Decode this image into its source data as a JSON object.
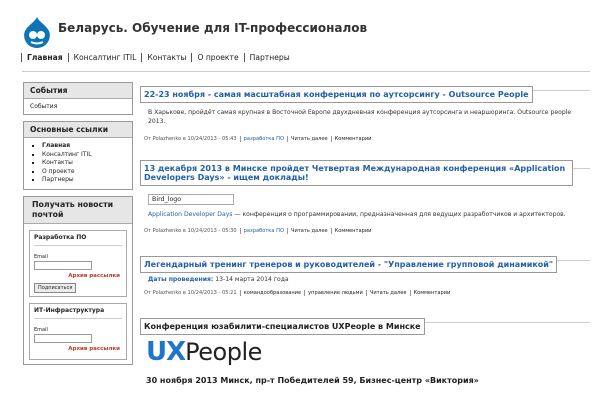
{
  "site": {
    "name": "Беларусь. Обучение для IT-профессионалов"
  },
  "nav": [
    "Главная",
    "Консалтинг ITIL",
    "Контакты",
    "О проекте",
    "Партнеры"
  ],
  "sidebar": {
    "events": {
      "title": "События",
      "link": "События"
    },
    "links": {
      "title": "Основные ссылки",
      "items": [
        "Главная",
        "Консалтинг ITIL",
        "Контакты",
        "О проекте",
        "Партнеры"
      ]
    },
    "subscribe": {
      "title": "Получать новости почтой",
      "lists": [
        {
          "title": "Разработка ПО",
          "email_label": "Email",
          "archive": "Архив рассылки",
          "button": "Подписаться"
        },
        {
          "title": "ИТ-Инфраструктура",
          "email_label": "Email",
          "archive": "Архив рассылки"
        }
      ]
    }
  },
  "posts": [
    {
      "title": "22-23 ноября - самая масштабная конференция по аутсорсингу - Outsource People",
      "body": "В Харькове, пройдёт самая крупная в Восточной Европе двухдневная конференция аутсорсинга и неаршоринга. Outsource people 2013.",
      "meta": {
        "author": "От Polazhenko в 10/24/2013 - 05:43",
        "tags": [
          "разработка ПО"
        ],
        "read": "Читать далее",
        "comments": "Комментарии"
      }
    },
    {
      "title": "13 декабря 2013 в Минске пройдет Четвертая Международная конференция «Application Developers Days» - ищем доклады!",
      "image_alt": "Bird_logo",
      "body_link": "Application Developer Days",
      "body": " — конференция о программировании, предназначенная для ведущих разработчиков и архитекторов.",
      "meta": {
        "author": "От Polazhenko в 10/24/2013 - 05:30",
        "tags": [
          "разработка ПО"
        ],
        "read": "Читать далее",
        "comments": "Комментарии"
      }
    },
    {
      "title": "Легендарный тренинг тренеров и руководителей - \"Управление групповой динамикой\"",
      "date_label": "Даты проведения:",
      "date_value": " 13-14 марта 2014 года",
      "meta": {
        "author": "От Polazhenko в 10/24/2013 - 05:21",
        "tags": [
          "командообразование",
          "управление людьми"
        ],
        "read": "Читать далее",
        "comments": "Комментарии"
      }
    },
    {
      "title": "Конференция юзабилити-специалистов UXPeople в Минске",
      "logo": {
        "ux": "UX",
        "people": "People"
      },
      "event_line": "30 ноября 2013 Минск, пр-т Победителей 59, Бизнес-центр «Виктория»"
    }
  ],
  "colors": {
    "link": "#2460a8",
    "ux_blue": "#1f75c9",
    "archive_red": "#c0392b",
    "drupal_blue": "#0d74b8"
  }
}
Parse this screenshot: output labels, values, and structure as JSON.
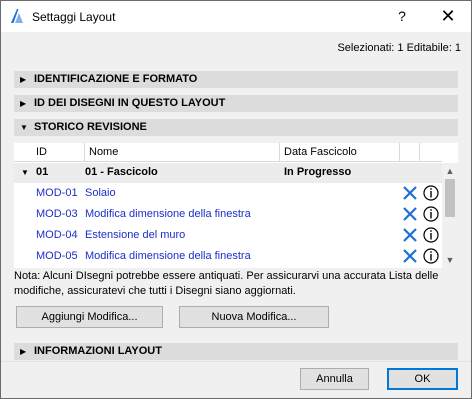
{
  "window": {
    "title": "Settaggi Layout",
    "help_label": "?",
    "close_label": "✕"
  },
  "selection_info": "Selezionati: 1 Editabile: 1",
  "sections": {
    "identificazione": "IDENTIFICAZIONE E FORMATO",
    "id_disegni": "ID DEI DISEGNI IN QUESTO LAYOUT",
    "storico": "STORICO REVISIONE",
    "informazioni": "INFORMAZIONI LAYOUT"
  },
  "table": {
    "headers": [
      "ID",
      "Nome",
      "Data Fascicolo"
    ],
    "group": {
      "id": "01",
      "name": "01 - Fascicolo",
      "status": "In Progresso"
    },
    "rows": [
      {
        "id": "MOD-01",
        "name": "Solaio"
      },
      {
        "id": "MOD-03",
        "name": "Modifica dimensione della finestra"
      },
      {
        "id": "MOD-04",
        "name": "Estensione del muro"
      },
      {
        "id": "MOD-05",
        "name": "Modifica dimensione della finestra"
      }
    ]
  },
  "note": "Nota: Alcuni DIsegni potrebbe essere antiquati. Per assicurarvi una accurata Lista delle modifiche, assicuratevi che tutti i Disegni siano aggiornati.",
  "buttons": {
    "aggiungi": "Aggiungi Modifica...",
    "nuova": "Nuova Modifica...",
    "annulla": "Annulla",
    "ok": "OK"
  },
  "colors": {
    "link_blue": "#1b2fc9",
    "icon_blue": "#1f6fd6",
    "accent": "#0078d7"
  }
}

□ □ □ □

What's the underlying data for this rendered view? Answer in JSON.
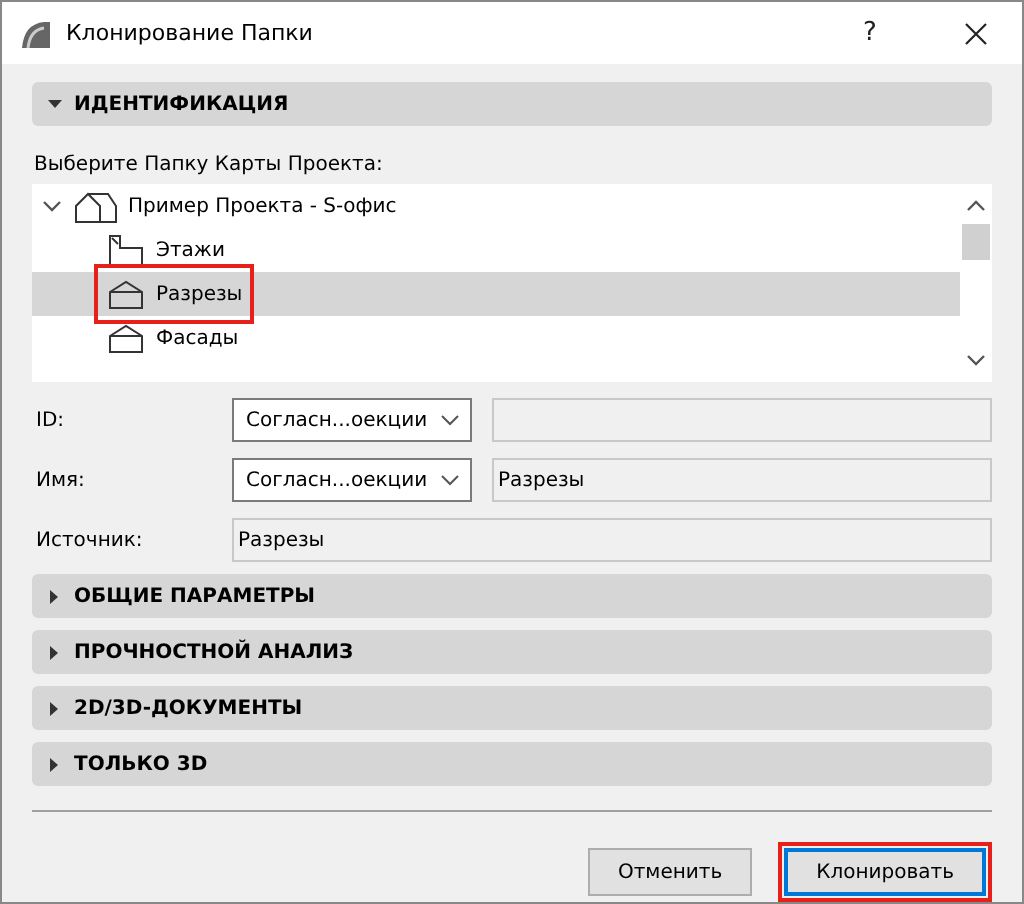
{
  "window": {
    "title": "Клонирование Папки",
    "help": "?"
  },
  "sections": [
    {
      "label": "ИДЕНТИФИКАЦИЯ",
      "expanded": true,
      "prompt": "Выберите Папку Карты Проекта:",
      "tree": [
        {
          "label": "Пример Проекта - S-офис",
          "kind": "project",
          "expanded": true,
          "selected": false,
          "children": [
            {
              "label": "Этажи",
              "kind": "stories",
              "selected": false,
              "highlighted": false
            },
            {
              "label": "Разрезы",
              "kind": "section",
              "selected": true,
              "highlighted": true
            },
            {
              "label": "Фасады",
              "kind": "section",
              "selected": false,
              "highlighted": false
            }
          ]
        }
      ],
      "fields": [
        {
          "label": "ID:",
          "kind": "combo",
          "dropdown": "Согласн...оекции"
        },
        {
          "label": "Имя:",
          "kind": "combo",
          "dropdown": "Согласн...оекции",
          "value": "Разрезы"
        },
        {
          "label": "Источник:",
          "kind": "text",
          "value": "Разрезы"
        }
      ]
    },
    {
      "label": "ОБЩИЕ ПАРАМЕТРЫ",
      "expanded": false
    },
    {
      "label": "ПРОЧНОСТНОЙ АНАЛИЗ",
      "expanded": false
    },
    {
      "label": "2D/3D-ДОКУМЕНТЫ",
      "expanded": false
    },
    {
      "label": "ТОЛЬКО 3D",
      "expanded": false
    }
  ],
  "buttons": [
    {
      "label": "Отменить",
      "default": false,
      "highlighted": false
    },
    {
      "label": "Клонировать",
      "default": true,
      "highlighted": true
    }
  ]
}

□ □ □ □

__WHAT IS REQUIRED__
Search the records for the string "Modifica" and return every line in which it occurs.

__ANSWER__
        "name": "Modifica dimensione della finestra"
        "name": "Modifica dimensione della finestra"
    "aggiungi": "Aggiungi Modifica...",
    "nuova": "Nuova Modifica...",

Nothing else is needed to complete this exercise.